TASK REQUIREMENTS
Rewrite the lines from the one containing "Localize all elements." up to and including the one containing "data-point [330, 253, 343, 267]", changing "empty-spot" to "vacant-spot" and keeping everything else unchanged. Give only those lines.

PROVIDED RECORDS
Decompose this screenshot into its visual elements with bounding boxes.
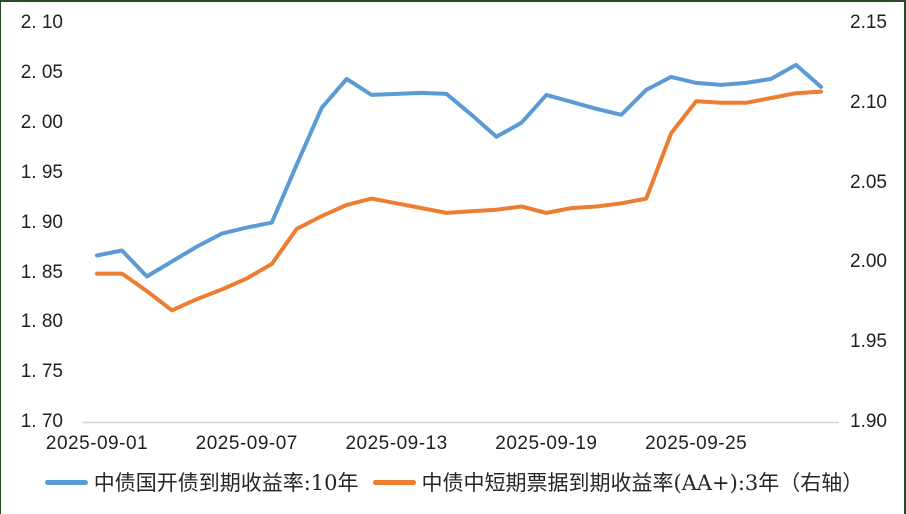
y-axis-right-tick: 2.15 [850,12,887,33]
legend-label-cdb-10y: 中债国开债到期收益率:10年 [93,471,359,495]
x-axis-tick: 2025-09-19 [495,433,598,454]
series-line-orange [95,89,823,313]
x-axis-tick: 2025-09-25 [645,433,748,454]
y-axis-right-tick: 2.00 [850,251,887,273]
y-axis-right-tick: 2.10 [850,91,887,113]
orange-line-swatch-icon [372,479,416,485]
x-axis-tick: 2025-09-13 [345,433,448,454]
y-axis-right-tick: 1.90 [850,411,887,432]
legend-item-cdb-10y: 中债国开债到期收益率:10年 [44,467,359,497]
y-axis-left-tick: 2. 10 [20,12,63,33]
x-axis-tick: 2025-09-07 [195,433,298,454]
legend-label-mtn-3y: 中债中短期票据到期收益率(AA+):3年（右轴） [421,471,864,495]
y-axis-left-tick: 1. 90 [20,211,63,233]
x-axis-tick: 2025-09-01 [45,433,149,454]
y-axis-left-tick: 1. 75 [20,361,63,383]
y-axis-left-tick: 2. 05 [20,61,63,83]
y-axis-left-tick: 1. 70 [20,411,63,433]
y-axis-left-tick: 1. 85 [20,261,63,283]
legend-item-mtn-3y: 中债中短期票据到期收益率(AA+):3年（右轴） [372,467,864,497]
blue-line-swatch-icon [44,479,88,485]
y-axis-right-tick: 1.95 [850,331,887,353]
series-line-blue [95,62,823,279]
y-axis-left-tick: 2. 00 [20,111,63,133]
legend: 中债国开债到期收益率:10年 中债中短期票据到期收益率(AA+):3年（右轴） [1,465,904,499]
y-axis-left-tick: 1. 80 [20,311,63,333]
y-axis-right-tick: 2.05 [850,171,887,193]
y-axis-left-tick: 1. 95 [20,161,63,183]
==
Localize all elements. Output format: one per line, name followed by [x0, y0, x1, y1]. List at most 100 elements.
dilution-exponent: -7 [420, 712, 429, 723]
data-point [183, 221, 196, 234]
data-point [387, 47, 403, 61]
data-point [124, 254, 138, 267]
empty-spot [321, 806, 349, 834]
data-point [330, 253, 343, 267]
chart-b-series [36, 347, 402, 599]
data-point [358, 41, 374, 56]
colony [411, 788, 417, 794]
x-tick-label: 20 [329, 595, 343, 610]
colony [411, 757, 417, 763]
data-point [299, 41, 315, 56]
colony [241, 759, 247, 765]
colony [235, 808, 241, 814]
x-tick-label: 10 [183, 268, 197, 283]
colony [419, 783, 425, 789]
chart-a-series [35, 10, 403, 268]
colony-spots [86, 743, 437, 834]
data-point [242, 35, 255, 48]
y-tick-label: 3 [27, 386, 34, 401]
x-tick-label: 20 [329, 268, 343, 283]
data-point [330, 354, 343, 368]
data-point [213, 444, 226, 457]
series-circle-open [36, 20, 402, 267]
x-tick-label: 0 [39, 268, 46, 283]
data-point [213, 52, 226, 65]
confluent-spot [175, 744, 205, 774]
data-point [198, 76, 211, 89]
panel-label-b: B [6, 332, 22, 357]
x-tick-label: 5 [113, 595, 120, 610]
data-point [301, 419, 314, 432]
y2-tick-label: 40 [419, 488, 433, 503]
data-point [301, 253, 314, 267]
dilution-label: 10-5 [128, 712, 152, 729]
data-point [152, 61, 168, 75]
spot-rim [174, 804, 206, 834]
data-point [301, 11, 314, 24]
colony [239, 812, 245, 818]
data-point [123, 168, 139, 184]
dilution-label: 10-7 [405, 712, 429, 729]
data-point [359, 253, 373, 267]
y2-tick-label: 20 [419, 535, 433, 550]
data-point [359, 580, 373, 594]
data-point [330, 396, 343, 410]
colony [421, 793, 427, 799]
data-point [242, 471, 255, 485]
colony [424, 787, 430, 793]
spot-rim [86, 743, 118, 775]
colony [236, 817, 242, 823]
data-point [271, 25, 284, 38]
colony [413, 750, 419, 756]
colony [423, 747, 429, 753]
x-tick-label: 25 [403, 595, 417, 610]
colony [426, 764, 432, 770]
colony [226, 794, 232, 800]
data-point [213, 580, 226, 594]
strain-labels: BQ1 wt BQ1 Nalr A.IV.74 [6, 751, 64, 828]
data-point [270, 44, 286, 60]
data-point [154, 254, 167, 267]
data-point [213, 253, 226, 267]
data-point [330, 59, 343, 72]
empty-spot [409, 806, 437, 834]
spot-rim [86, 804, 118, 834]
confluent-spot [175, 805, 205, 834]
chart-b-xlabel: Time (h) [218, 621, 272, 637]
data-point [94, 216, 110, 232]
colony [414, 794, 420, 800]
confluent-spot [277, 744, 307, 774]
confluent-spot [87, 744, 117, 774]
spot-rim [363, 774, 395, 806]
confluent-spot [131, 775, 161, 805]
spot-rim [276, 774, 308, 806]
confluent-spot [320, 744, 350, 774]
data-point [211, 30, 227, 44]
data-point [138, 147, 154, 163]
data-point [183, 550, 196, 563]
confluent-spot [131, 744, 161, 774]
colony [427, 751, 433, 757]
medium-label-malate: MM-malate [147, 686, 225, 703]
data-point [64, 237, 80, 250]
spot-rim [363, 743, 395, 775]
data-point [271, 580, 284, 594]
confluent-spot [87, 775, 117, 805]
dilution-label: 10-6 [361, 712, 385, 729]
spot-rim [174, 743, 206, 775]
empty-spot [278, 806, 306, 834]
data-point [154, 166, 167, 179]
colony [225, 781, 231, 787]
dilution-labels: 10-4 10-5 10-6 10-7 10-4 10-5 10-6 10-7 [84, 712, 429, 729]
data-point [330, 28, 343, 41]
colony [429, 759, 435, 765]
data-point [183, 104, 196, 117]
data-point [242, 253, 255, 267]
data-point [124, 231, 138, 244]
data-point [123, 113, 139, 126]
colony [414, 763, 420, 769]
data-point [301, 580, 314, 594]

FINAL RESULT
Localize all elements. Output format: one per line, name followed by [x0, y0, x1, y1]. List at most 100 elements.
dilution-exponent: -7 [420, 712, 429, 723]
data-point [183, 221, 196, 234]
data-point [387, 47, 403, 61]
data-point [124, 254, 138, 267]
vacant-spot [321, 806, 349, 834]
data-point [330, 253, 343, 267]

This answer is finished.